Given problem a -
Copy the stretch of the puzzle article from "In fact Martin" through "newsgroups." word for word.

Article -
++++++++++++++++++++

The product, A×B, is given to mathematician Dr. P. The sum, A+B, is given to mathematician Dr. S. They each know the range of numbers. Their
conversation is as follows:
P: "I don't have the foggiest idea what your sum is, S."
S: "That's no news to me, P. I already knew that you didn't know. I don't know
either."
P: "Aha, NOW I know what your sum must be, S!"
S: "And likewise P, I have figured out your product!!"
What are the numbers?.
Background
& Techniques
Here's a puzzle that seems impossible to solve at first glance.
In fact Martin Gardner called it "The Impossible Problem" in a
1979 Scientific American "Mathematical Games" article. I haven't seen the article in any
of his anthologies, but it is mentioned in the second
reference below. That reference also has includes probably
a dozen variations of the problem, mostly from math and puzzle
newsgroups.

++++++++++++++++++++

Task input -
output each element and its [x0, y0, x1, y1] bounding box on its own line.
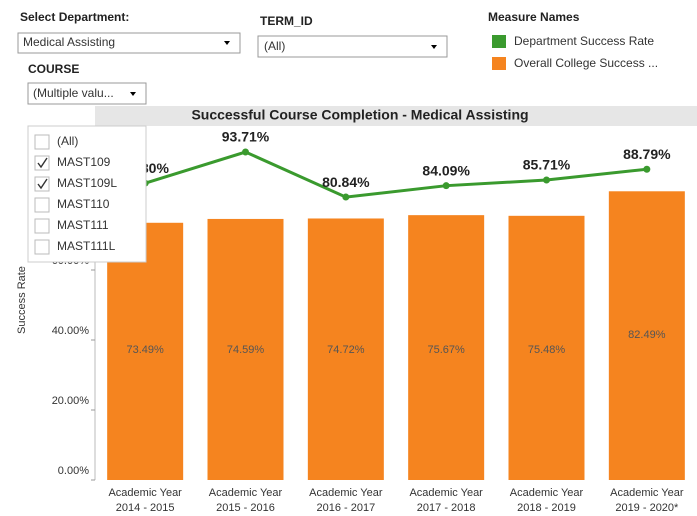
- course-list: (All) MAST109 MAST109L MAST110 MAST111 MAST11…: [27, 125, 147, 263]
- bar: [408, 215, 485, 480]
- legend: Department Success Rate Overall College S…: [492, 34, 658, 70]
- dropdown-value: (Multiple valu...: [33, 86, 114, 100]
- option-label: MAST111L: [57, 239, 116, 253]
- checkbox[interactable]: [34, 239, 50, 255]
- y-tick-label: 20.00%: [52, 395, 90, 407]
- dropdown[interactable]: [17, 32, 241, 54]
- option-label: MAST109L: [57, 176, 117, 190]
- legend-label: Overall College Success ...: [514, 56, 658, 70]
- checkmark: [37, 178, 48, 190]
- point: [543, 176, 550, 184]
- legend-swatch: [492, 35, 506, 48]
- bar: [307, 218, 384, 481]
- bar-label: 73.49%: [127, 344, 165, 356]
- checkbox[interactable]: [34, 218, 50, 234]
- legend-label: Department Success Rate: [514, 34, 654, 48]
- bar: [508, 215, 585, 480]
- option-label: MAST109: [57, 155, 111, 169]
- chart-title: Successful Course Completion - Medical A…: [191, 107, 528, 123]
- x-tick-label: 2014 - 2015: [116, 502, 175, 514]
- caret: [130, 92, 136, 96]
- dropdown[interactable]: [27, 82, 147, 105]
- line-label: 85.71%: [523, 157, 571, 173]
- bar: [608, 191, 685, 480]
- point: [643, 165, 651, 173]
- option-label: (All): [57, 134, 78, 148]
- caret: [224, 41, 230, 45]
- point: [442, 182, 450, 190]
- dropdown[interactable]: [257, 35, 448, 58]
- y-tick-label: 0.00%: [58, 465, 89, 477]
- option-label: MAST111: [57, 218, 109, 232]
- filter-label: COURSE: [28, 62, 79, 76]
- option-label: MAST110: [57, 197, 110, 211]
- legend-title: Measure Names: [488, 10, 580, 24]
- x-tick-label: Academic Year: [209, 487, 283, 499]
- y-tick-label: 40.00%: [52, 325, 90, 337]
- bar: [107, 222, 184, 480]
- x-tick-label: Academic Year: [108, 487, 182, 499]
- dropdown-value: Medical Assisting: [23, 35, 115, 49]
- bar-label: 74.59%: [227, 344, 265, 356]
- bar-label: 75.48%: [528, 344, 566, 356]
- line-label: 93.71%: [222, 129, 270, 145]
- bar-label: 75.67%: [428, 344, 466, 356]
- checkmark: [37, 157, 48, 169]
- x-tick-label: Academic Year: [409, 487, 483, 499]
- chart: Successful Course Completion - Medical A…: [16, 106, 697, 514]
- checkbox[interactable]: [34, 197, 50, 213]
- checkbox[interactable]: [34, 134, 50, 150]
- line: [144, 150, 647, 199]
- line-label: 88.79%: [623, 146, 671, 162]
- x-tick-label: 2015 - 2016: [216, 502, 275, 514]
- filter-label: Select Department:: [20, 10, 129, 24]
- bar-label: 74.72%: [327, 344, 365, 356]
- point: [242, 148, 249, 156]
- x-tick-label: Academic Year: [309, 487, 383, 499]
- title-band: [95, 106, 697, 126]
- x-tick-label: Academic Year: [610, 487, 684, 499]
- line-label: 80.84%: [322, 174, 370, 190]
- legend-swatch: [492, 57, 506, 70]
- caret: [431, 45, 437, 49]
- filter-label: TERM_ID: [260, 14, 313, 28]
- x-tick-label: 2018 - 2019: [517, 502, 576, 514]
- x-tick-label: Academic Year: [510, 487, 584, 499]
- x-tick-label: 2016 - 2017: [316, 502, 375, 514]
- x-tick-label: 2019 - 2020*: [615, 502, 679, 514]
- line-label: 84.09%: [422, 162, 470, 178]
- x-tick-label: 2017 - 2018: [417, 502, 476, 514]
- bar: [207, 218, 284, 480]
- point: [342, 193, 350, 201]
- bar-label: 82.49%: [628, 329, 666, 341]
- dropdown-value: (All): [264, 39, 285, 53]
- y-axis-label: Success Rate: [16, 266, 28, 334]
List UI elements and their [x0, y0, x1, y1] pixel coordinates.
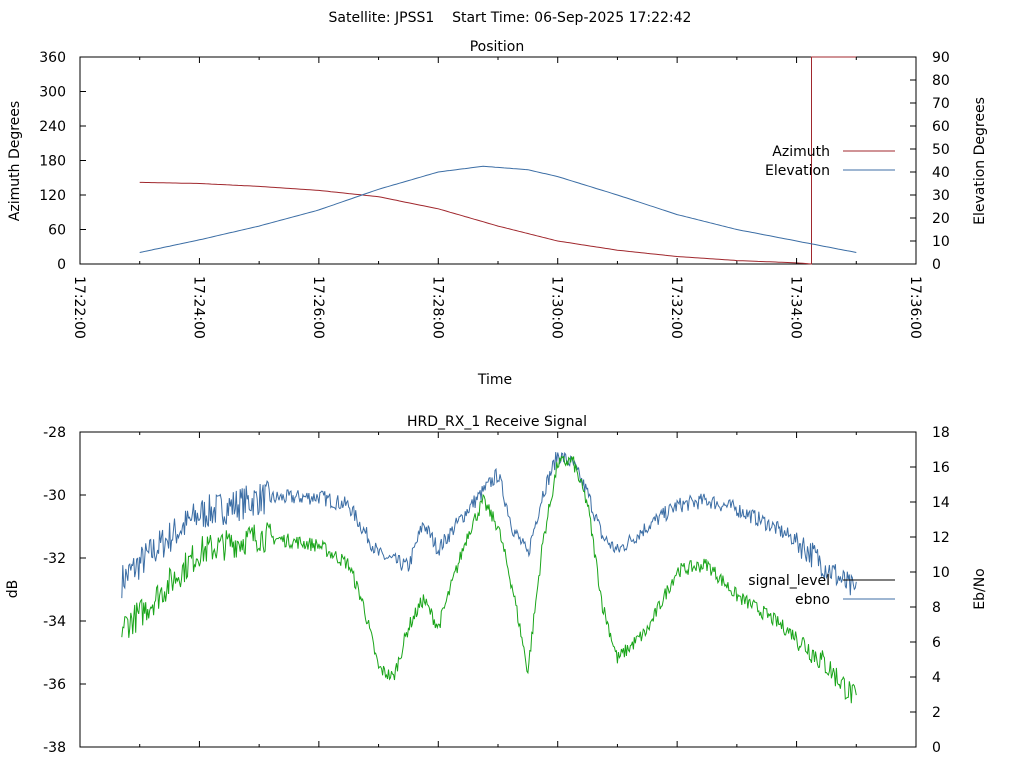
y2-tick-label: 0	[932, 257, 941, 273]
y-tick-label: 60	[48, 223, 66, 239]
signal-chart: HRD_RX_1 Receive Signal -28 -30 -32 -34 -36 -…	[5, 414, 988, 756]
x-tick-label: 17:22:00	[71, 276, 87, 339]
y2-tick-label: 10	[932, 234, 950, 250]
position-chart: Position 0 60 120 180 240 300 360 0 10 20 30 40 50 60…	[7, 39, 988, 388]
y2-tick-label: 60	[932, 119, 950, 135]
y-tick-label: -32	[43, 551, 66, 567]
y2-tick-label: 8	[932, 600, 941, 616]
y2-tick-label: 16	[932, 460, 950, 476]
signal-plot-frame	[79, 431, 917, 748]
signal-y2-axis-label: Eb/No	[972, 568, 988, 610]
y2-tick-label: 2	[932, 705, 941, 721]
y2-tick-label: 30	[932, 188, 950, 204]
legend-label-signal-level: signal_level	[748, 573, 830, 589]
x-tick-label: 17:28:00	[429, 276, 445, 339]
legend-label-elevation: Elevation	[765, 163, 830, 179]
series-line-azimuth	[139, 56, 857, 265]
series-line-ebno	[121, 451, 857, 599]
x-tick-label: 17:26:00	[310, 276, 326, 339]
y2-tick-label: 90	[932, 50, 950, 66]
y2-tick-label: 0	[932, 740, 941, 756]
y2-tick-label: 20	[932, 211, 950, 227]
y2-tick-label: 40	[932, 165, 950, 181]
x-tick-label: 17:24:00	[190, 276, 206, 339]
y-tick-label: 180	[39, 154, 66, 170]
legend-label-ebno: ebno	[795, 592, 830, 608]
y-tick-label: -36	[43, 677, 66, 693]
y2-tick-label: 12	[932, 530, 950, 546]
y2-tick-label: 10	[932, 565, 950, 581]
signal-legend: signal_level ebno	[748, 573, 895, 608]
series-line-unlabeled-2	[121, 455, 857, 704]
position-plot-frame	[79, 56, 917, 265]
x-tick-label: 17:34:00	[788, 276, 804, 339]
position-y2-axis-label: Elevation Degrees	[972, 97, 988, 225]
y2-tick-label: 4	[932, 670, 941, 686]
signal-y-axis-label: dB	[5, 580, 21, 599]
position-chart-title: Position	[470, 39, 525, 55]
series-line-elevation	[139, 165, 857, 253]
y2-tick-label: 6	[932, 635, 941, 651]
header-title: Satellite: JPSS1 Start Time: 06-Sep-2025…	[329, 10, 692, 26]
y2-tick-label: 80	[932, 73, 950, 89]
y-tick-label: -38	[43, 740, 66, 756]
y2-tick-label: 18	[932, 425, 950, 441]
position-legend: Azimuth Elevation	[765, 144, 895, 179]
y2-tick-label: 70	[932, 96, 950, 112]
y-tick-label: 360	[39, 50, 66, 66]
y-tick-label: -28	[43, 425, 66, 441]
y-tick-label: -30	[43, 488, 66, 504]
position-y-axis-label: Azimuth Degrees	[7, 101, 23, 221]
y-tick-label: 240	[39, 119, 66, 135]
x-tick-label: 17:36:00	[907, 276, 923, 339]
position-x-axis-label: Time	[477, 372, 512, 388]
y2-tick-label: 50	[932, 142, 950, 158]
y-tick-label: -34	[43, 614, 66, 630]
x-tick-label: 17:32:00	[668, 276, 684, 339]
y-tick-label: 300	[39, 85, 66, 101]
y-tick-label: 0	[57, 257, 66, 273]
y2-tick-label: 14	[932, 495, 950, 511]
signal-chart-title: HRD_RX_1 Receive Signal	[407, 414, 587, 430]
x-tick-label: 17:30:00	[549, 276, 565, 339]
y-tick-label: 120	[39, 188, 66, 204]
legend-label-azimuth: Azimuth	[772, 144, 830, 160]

++++++++++++++++++++

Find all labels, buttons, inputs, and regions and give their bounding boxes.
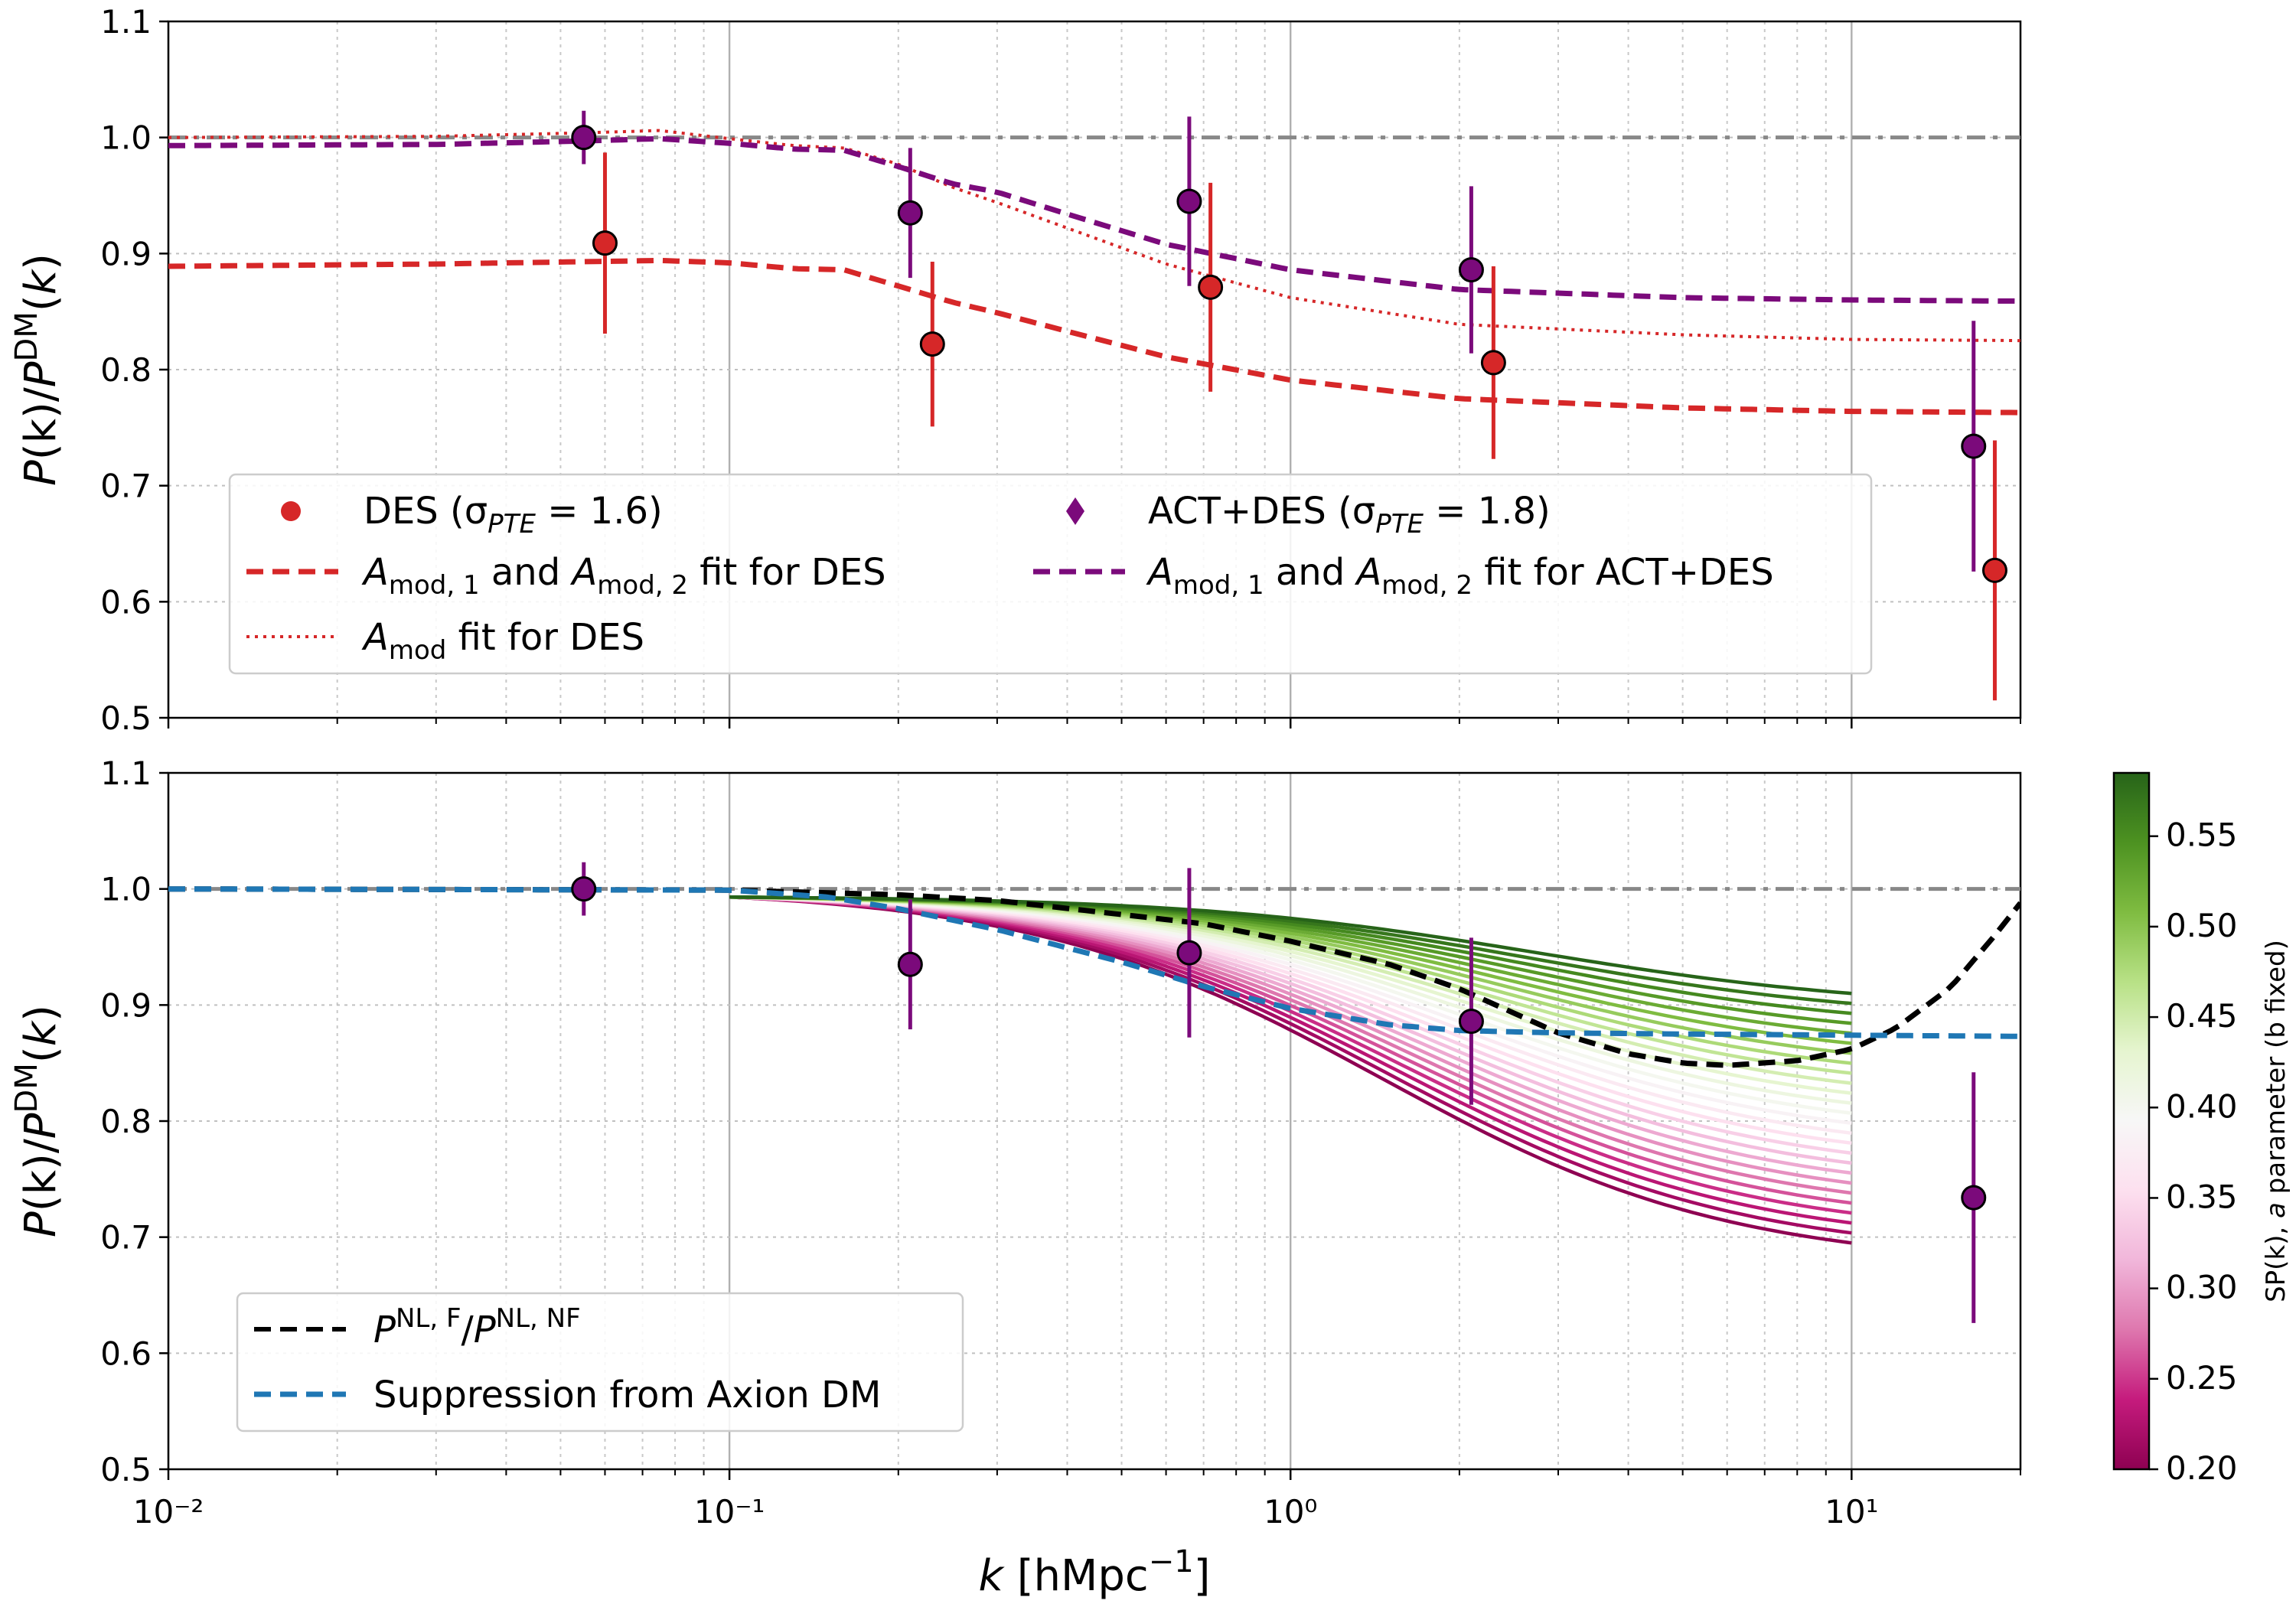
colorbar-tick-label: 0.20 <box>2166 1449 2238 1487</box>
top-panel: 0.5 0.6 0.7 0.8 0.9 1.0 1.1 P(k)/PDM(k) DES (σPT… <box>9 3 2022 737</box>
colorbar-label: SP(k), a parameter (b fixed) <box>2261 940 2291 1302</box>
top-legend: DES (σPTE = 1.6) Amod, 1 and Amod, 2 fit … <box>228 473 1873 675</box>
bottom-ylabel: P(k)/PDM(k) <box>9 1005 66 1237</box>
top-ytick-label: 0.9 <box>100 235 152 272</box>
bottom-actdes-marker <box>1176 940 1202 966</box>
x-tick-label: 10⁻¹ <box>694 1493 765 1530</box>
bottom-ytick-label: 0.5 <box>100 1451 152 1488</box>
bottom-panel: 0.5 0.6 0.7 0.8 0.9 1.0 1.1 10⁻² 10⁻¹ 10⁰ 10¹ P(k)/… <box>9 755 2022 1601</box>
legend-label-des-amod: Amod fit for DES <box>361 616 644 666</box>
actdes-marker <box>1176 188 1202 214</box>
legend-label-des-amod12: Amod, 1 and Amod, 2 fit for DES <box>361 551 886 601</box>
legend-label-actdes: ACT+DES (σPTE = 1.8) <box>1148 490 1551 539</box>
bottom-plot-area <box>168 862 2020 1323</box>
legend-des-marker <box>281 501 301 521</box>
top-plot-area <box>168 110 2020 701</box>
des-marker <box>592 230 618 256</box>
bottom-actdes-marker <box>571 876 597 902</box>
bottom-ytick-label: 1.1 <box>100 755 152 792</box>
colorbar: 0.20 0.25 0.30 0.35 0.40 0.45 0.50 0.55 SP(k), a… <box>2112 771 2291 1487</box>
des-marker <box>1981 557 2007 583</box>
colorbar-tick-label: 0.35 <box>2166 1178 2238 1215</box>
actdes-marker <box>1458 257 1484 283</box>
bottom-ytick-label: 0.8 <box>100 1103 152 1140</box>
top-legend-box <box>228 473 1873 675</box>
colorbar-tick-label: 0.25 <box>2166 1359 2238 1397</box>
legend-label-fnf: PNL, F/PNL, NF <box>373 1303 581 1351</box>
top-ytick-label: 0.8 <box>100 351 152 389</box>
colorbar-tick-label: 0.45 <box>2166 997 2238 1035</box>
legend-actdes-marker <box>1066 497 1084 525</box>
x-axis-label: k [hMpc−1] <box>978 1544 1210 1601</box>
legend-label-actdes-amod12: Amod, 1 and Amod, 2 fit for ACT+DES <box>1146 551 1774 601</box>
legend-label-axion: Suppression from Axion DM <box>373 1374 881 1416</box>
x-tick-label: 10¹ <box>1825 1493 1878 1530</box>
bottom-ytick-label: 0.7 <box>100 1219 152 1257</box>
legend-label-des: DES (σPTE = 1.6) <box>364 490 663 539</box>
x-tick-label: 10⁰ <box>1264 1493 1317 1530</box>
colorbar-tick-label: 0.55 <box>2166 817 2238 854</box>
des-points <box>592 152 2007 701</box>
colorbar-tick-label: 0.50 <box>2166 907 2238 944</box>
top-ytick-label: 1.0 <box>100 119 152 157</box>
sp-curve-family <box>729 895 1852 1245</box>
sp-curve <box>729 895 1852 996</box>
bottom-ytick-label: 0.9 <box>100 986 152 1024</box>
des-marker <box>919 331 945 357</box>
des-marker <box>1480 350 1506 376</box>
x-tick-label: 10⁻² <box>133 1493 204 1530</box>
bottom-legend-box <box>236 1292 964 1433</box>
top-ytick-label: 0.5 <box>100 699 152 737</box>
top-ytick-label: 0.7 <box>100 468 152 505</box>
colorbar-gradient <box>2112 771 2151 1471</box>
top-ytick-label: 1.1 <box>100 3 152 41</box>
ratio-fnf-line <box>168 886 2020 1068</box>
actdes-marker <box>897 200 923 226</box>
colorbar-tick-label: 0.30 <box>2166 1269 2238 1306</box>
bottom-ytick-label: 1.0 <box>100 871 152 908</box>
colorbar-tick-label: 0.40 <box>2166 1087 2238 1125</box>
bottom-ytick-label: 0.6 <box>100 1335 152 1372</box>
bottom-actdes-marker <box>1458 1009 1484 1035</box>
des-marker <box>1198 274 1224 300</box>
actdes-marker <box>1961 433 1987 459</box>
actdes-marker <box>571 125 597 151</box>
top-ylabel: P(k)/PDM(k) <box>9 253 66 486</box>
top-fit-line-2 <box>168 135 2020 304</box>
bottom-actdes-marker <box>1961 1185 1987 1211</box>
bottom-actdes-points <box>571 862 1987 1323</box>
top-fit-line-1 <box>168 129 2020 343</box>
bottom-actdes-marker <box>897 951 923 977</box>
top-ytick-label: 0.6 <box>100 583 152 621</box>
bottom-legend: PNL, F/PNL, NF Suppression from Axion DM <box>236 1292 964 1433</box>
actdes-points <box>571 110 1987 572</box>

++++++++++++++++++++

Given problem b -
Rewrite the stretch of the listing from the line containing "257, 941, 273]" through the line containing "530, 950, 546]" as a Markdown table with the columns Row and Line, omitting blank lines.

Output a -
In fact Martin Gardner called it "The Impossible Problem" in a
1979 Scientific American "Mathematical Games" article. I haven't seen the article in any
of his anthologies, but it is mentioned in the second
reference below. That reference also has includes probably
a dozen variations of the problem, mostly from math and puzzle
newsgroups.

Output b -
| Row | Line |
|---|---|
| 1 | y2-tick-label: 0	[932, 257, 941, 273] |
| 2 | y-tick-label: 60	[48, 223, 66, 239] |
| 3 | signal-chart: HRD_RX_1 Receive Signal -28 -30 -32 -34 -36 -…	[5, 414, 988, 756] |
| 4 | x-tick-label: 17:22:00	[71, 276, 87, 339] |
| 5 | y2-tick-label: 10	[932, 234, 950, 250] |
| 6 | position-chart: Position 0 60 120 180 240 300 360 0 10 20 30 40 50 60…	[7, 39, 988, 388] |
| 7 | y2-tick-label: 60	[932, 119, 950, 135] |
| 8 | y-tick-label: -32	[43, 551, 66, 567] |
| 9 | y2-tick-label: 8	[932, 600, 941, 616] |
| 10 | y2-tick-label: 16	[932, 460, 950, 476] |
| 11 | signal-plot-frame	[79, 431, 917, 748] |
| 12 | signal-y2-axis-label: Eb/No	[972, 568, 988, 610] |
| 13 | y2-tick-label: 2	[932, 705, 941, 721] |
| 14 | y2-tick-label: 30	[932, 188, 950, 204] |
| 15 | legend-label-signal-level: signal_level	[748, 573, 830, 589] |
| 16 | x-tick-label: 17:28:00	[429, 276, 445, 339] |
| 17 | legend-label-elevation: Elevation	[765, 163, 830, 179] |
| 18 | series-line-azimuth	[139, 56, 857, 265] |
| 19 | series-line-ebno	[121, 451, 857, 599] |
| 20 | x-tick-label: 17:26:00	[310, 276, 326, 339] |
| 21 | y2-tick-label: 90	[932, 50, 950, 66] |
| 22 | y2-tick-label: 0	[932, 740, 941, 756] |
| 23 | y2-tick-label: 20	[932, 211, 950, 227] |
| 24 | y2-tick-label: 40	[932, 165, 950, 181] |
| 25 | x-tick-label: 17:24:00	[190, 276, 206, 339] |
| 26 | y-tick-label: 180	[39, 154, 66, 170] |
| 27 | legend-label-ebno: ebno	[795, 592, 830, 608] |
| 28 | y-tick-label: -36	[43, 677, 66, 693] |
| 29 | y2-tick-label: 12	[932, 530, 950, 546] |